■ WHAT THE EXERCISE ASKS:
Copy, in full, each line of the material that holds the word "girl".

■ Dataset items:
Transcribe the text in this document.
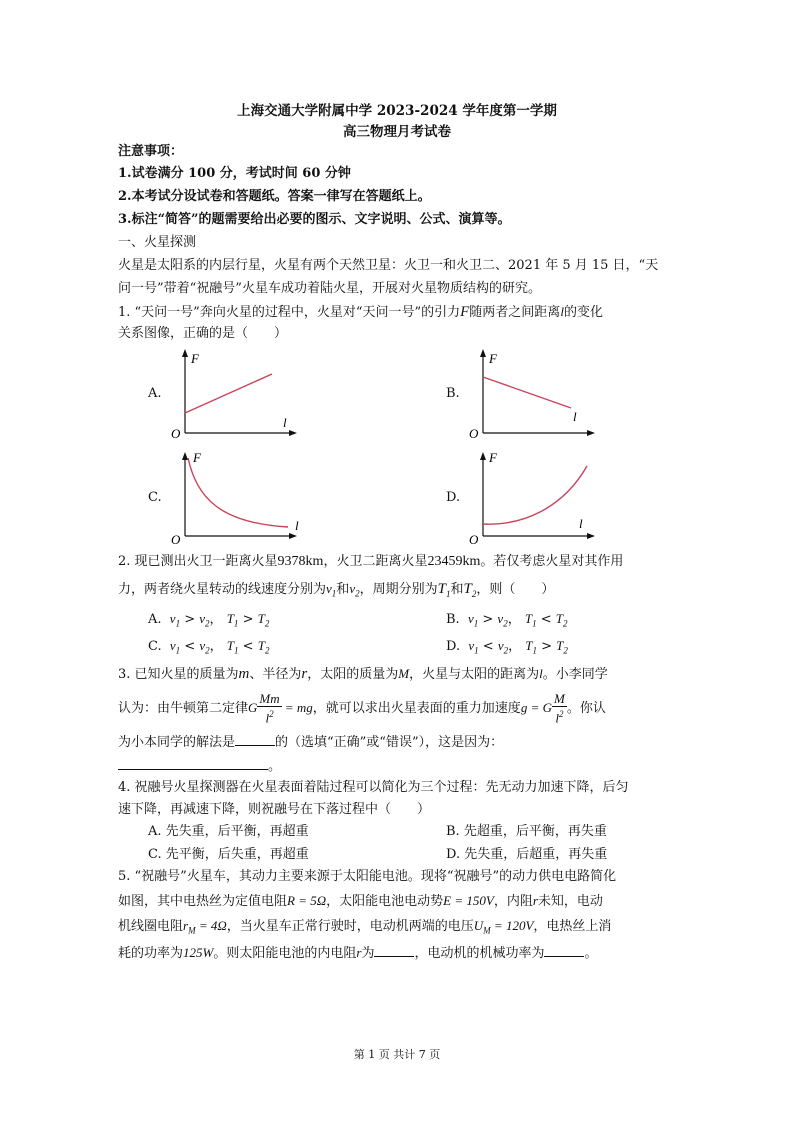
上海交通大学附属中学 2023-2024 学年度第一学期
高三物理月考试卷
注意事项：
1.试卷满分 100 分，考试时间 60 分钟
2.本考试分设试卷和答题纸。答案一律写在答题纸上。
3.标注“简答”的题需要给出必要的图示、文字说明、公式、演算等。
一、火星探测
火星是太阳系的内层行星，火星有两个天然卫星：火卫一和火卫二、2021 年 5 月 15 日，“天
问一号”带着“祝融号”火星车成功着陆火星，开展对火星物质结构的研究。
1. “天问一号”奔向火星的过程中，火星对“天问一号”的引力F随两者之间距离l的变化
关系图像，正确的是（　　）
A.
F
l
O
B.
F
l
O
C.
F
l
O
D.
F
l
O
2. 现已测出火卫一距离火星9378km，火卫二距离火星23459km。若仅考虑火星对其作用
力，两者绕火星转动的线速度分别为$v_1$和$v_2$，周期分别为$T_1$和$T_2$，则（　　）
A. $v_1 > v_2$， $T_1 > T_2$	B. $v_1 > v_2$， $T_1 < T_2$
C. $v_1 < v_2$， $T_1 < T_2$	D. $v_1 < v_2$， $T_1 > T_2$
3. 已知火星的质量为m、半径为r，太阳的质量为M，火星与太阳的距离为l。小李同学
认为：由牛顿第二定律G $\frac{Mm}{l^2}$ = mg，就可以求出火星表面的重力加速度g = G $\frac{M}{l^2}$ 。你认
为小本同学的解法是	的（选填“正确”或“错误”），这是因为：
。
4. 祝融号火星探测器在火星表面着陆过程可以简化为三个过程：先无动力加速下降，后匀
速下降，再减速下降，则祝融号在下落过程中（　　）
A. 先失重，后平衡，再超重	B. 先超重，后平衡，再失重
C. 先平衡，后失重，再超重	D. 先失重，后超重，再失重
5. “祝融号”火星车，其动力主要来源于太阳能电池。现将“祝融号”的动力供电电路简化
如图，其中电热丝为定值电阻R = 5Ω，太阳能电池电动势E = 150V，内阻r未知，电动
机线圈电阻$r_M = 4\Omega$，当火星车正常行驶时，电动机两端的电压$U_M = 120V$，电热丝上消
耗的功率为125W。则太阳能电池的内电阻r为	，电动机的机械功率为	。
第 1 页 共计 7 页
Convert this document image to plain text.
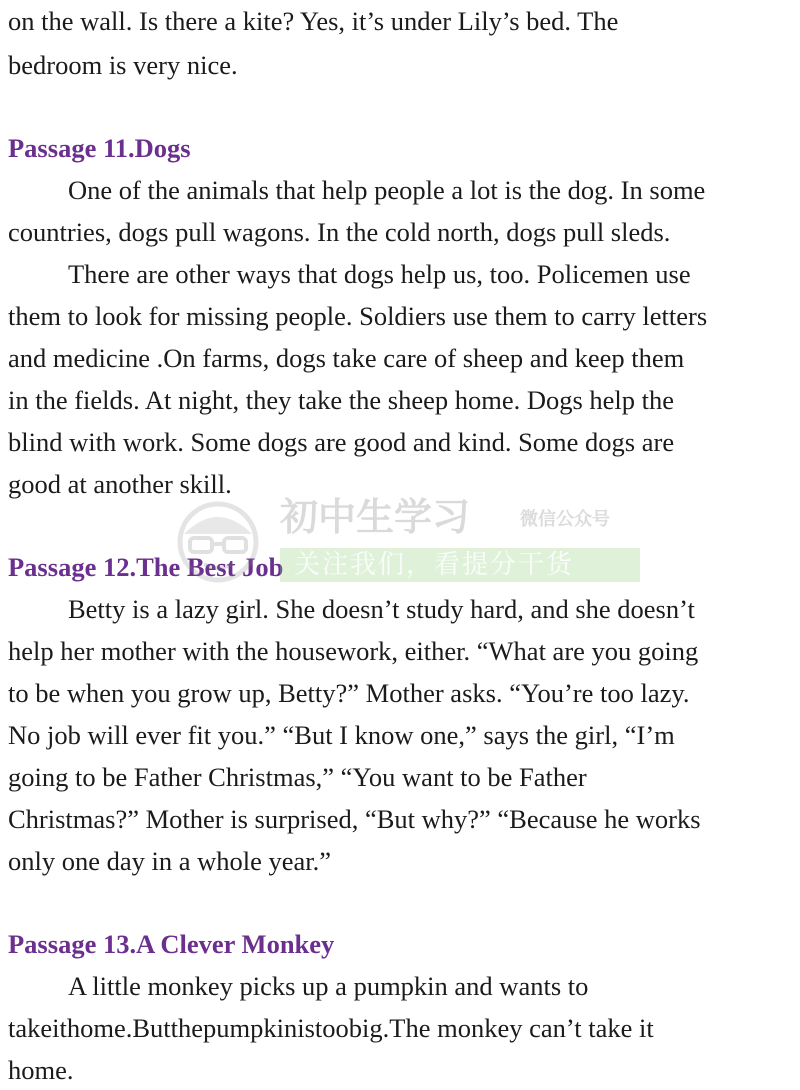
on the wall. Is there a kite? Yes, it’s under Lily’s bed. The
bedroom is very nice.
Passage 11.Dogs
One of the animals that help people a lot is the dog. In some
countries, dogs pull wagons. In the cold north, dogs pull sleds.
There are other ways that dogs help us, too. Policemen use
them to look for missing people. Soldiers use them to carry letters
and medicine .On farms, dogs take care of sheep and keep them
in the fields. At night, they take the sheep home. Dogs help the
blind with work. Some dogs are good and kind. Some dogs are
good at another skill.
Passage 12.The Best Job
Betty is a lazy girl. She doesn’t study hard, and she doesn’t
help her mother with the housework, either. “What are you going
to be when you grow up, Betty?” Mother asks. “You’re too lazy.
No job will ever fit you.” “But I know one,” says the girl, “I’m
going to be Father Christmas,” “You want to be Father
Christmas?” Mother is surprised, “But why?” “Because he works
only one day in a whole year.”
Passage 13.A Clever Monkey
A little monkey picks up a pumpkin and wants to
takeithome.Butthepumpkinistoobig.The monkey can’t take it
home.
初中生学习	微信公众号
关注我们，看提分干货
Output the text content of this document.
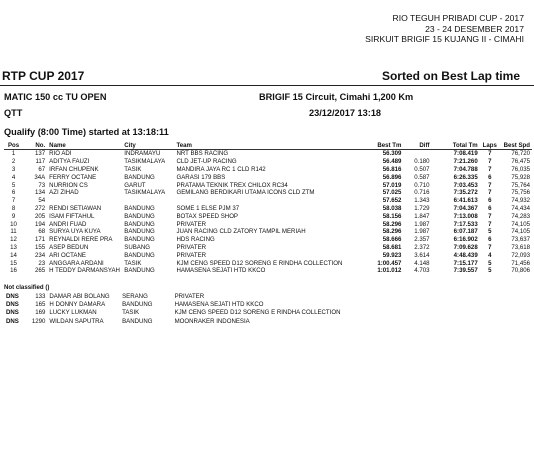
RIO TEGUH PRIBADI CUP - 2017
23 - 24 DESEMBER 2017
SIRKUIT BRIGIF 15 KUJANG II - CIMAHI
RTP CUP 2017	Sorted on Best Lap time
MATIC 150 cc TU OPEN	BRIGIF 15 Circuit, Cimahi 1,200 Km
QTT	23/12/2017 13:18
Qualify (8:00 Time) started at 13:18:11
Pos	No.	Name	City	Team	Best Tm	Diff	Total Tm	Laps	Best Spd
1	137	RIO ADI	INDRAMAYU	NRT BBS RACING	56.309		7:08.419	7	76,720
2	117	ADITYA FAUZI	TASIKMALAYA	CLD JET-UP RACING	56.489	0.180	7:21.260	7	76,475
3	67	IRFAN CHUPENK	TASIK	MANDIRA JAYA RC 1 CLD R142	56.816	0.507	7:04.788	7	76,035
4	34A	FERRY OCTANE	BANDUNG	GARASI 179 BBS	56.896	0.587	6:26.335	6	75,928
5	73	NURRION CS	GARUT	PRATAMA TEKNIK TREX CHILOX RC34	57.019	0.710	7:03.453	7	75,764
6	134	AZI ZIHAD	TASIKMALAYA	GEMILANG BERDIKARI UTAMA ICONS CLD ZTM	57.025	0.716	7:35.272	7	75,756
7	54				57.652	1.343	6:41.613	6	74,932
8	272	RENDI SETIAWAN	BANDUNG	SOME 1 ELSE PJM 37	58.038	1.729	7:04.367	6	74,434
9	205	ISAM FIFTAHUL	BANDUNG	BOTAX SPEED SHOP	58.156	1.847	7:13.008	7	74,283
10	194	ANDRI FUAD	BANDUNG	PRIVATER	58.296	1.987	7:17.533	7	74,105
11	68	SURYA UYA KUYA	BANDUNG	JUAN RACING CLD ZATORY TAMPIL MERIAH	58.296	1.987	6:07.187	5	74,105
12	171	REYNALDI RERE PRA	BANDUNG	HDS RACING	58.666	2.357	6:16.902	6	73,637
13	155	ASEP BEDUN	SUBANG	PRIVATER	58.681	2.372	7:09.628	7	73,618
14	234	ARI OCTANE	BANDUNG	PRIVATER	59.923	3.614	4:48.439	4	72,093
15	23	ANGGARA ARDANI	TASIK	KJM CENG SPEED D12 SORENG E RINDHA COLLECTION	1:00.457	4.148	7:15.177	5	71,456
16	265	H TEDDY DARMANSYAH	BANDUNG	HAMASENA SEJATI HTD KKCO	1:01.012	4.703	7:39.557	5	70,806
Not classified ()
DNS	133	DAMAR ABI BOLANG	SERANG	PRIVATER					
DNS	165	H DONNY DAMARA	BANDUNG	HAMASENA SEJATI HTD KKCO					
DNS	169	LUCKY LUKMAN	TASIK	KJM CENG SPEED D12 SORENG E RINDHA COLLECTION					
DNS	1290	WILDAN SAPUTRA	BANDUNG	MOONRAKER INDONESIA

---

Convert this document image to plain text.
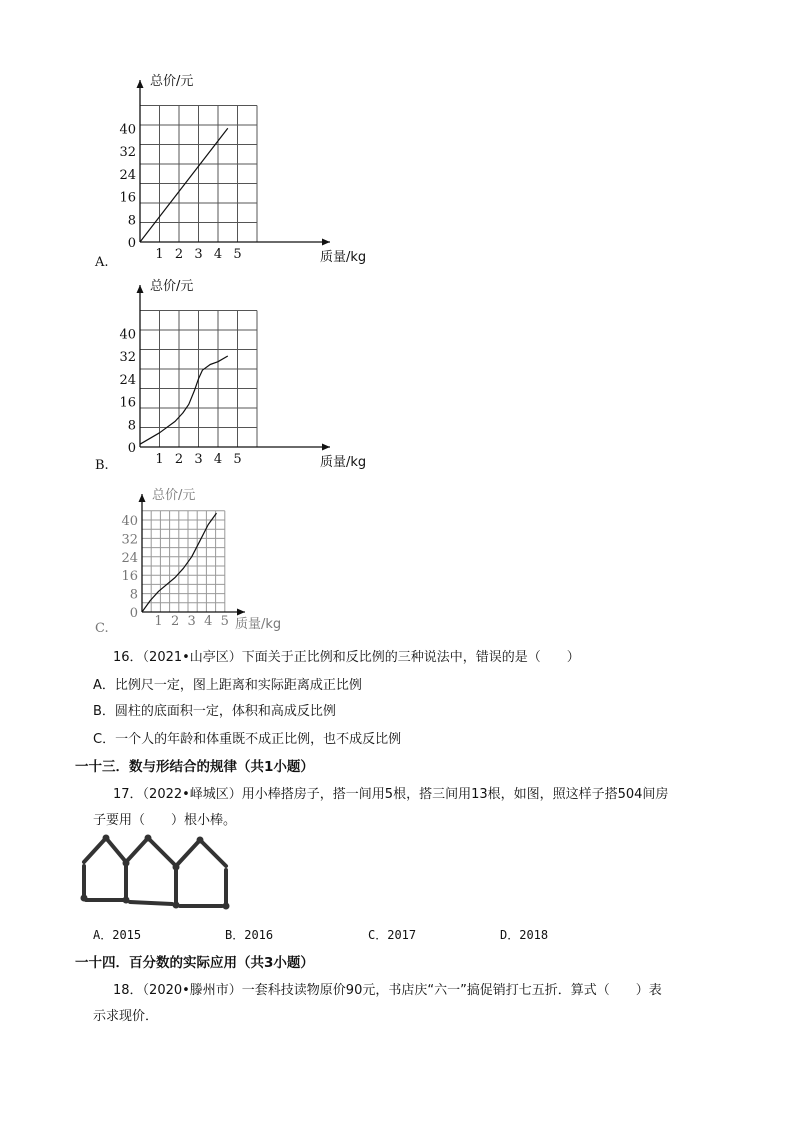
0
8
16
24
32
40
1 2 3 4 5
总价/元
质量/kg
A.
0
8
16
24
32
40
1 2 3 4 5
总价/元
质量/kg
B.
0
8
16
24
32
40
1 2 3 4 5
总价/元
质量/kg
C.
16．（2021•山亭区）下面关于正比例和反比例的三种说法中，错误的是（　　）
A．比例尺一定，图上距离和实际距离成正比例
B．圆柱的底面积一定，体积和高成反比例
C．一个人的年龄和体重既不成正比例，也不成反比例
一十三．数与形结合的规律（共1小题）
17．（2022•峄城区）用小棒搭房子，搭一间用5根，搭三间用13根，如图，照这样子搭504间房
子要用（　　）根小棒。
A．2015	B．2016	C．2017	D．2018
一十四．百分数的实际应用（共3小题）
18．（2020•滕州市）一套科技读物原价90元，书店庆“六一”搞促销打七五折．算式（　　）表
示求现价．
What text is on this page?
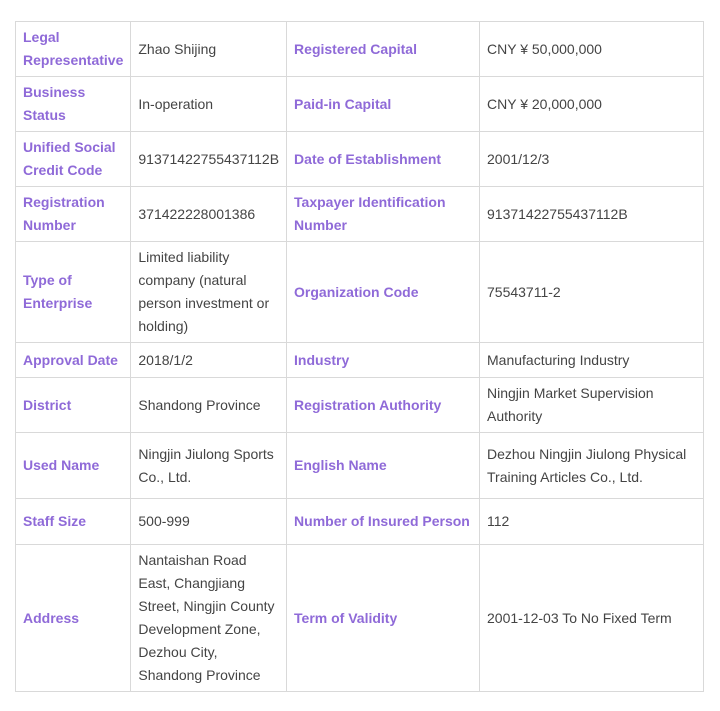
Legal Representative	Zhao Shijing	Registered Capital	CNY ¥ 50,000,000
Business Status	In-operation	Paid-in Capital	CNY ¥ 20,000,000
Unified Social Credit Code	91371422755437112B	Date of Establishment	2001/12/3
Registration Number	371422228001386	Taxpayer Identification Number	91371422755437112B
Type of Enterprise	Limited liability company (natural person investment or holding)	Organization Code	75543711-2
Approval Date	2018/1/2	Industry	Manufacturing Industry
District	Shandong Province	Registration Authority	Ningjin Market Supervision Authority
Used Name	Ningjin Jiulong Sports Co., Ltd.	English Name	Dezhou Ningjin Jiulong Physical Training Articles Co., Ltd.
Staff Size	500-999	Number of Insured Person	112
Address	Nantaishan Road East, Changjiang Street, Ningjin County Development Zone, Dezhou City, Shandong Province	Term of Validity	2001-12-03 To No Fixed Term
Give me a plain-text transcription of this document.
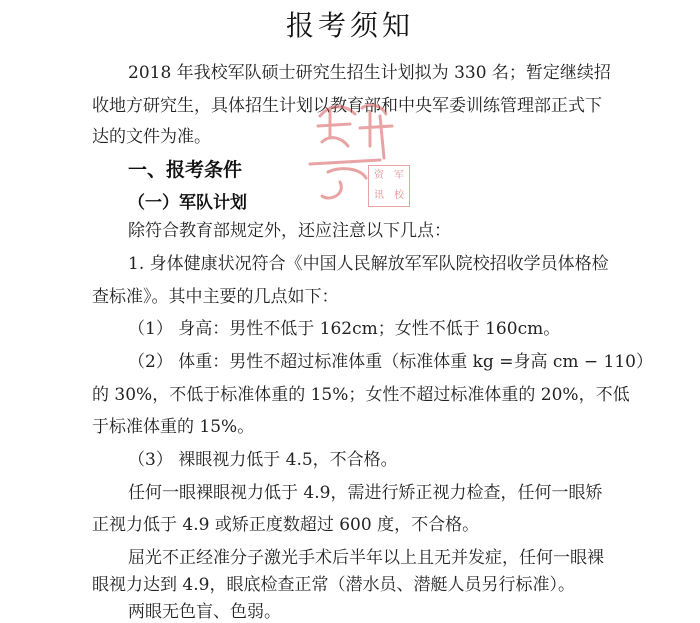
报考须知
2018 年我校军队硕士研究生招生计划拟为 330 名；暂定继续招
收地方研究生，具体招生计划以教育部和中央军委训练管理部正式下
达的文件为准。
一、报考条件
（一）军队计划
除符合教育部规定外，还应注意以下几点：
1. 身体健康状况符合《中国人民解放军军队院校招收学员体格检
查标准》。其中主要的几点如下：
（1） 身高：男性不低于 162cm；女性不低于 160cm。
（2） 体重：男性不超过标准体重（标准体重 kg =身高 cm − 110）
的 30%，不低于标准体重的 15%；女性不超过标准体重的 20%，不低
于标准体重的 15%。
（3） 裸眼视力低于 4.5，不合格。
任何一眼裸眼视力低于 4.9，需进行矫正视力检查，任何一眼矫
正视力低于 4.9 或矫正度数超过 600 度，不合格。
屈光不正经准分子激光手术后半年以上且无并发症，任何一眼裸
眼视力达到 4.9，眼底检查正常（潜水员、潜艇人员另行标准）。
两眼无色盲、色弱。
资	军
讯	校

■ EXPECTED OUTPUT:
Betty is a lazy girl. She doesn’t study hard, and she doesn’t
No job will ever fit you.” “But I know one,” says the girl, “I’m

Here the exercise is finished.